===== ENTRIES PROVIDED =====
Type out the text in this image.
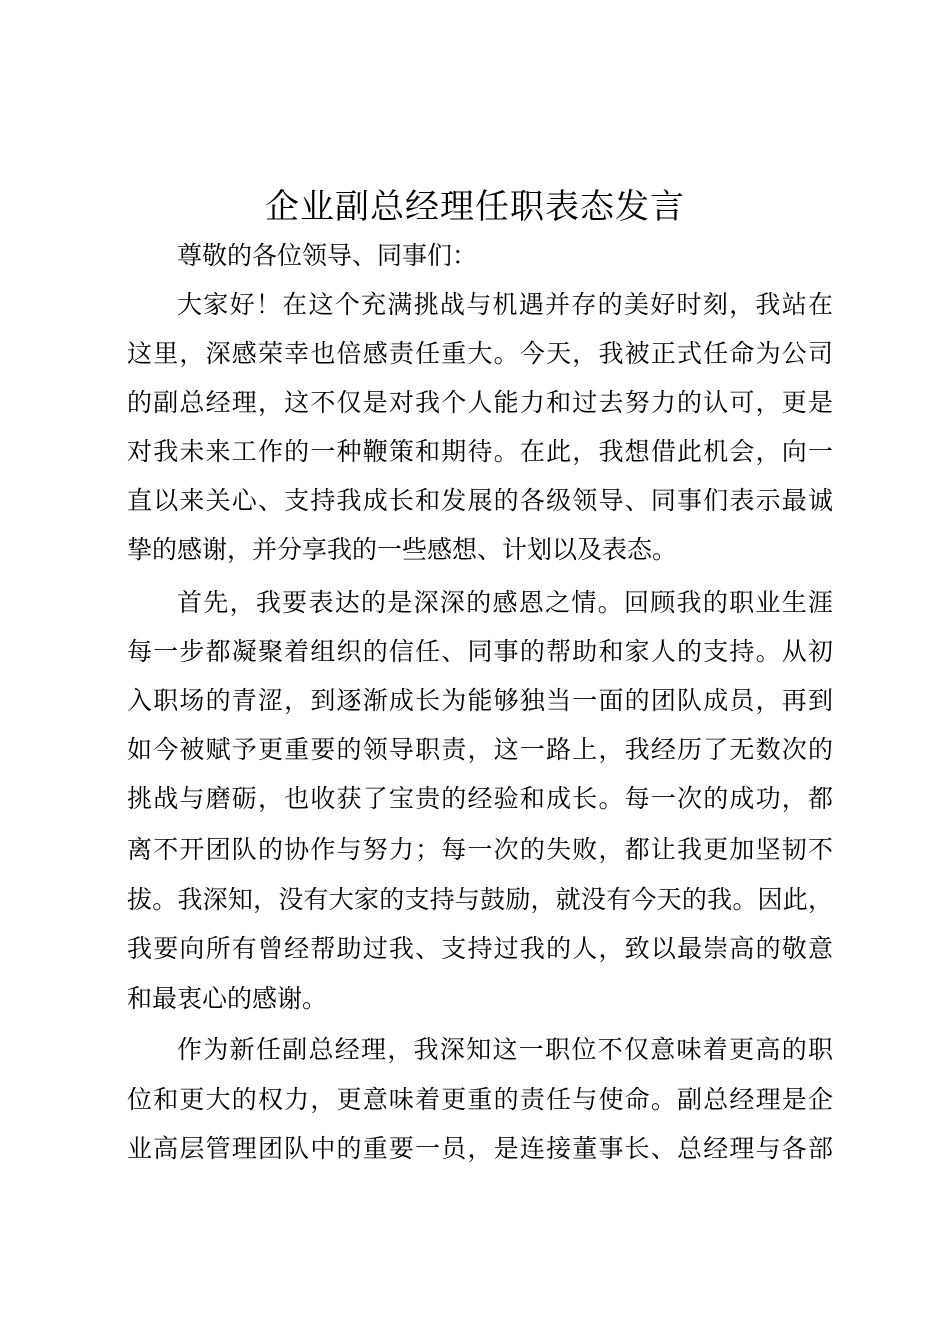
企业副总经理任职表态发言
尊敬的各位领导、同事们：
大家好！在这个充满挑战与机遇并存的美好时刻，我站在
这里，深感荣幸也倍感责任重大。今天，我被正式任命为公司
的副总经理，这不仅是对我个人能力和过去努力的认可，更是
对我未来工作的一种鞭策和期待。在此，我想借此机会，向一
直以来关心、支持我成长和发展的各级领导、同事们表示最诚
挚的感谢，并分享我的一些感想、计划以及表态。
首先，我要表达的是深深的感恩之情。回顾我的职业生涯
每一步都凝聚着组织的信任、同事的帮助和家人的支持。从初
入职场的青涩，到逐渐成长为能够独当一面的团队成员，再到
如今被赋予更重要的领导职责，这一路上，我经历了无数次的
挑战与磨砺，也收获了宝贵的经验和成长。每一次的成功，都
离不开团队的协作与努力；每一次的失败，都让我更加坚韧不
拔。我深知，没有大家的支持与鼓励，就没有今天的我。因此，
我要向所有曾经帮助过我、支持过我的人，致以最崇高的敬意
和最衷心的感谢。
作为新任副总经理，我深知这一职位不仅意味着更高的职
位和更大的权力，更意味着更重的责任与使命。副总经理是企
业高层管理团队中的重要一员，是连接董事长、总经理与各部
=====
→ JOB
Skip the pictures, then retype every line above exactly.

→ EXPECTED ANSWER
Type out the text in this image.
企业副总经理任职表态发言
尊敬的各位领导、同事们：
大家好！在这个充满挑战与机遇并存的美好时刻，我站在
这里，深感荣幸也倍感责任重大。今天，我被正式任命为公司
的副总经理，这不仅是对我个人能力和过去努力的认可，更是
对我未来工作的一种鞭策和期待。在此，我想借此机会，向一
直以来关心、支持我成长和发展的各级领导、同事们表示最诚
挚的感谢，并分享我的一些感想、计划以及表态。
首先，我要表达的是深深的感恩之情。回顾我的职业生涯
每一步都凝聚着组织的信任、同事的帮助和家人的支持。从初
入职场的青涩，到逐渐成长为能够独当一面的团队成员，再到
如今被赋予更重要的领导职责，这一路上，我经历了无数次的
挑战与磨砺，也收获了宝贵的经验和成长。每一次的成功，都
离不开团队的协作与努力；每一次的失败，都让我更加坚韧不
拔。我深知，没有大家的支持与鼓励，就没有今天的我。因此，
我要向所有曾经帮助过我、支持过我的人，致以最崇高的敬意
和最衷心的感谢。
作为新任副总经理，我深知这一职位不仅意味着更高的职
位和更大的权力，更意味着更重的责任与使命。副总经理是企
业高层管理团队中的重要一员，是连接董事长、总经理与各部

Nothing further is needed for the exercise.